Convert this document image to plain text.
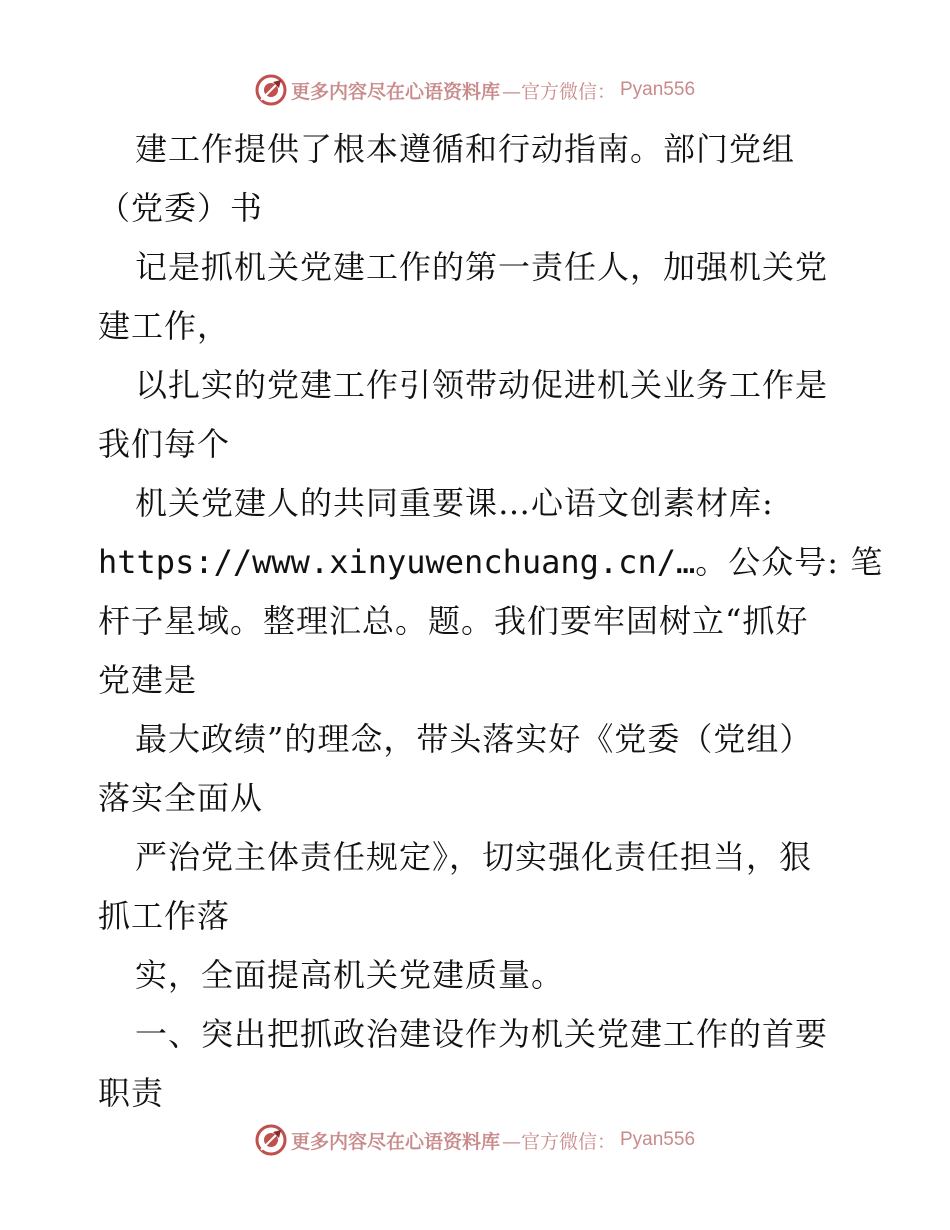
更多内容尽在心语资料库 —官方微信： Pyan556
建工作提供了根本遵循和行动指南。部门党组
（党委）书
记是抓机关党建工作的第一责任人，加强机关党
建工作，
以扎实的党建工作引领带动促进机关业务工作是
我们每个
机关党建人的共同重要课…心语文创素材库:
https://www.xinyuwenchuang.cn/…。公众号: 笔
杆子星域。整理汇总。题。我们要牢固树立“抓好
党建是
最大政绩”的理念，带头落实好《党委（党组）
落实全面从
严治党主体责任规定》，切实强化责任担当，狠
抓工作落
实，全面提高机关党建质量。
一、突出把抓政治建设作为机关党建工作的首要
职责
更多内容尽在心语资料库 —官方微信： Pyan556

○ ○ ○

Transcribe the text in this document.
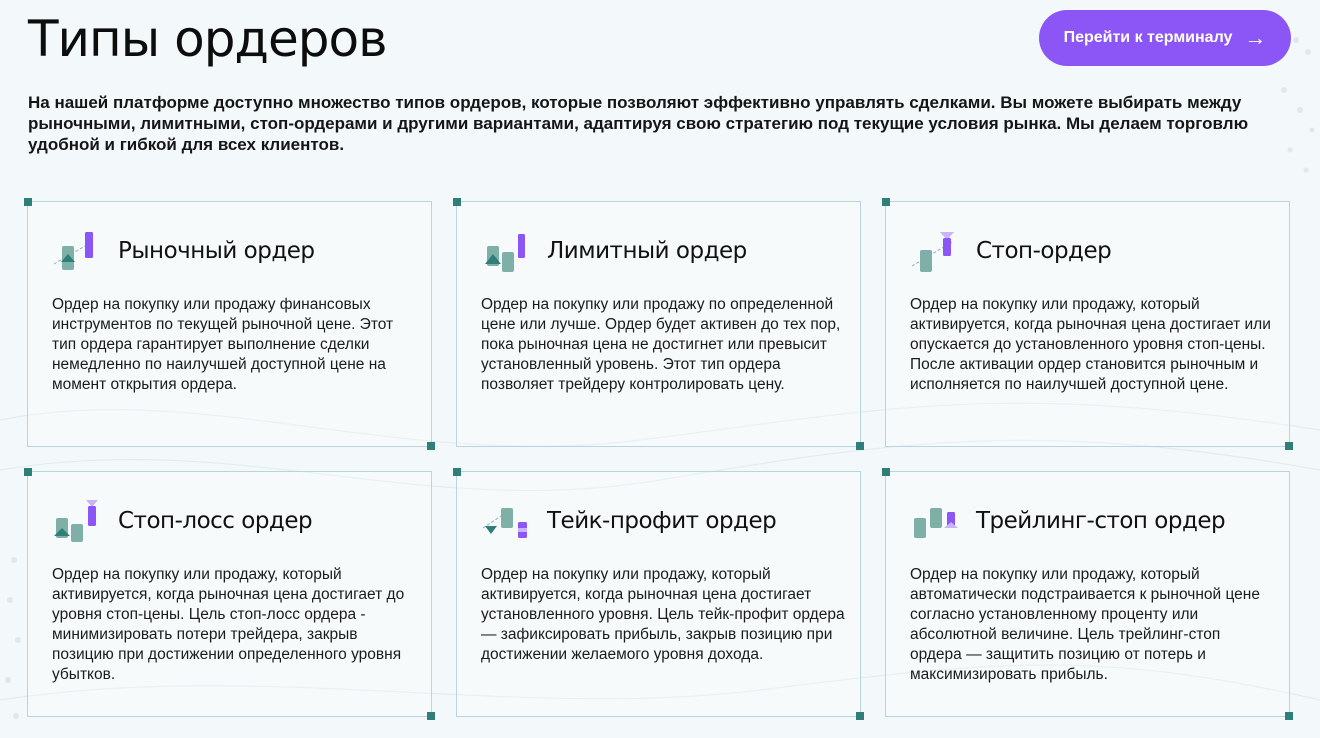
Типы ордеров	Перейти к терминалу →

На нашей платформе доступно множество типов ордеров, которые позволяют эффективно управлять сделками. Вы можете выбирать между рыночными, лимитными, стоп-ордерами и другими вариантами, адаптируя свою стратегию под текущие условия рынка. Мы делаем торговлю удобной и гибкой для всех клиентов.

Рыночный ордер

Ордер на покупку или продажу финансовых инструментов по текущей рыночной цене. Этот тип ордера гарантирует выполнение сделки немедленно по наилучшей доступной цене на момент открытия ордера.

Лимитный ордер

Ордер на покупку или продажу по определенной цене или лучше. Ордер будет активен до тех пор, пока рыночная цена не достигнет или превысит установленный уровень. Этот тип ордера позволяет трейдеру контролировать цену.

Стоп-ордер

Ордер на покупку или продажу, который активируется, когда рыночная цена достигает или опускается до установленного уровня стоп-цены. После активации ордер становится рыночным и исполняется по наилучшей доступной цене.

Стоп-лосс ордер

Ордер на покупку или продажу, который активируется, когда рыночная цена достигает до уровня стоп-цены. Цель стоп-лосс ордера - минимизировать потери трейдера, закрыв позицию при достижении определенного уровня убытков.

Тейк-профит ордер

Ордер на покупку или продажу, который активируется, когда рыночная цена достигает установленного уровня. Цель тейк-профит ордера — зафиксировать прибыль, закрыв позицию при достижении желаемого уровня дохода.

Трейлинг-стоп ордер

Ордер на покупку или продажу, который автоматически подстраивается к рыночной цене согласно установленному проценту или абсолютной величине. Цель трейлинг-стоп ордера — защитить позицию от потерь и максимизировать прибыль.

○ ○ ○

[Aim of the exercise]:
Gather every line from the listing above in which the word "рыночной" appears.

[Task solution]:
Ордер на покупку или продажу финансовых инструментов по текущей рыночной цене. Этот тип ордера гарантирует выполнение сделки немедленно по наилучшей доступной цене на момент открытия ордера.
Ордер на покупку или продажу, который автоматически подстраивается к рыночной цене согласно установленному проценту или абсолютной величине. Цель трейлинг-стоп ордера — защитить позицию от потерь и максимизировать прибыль.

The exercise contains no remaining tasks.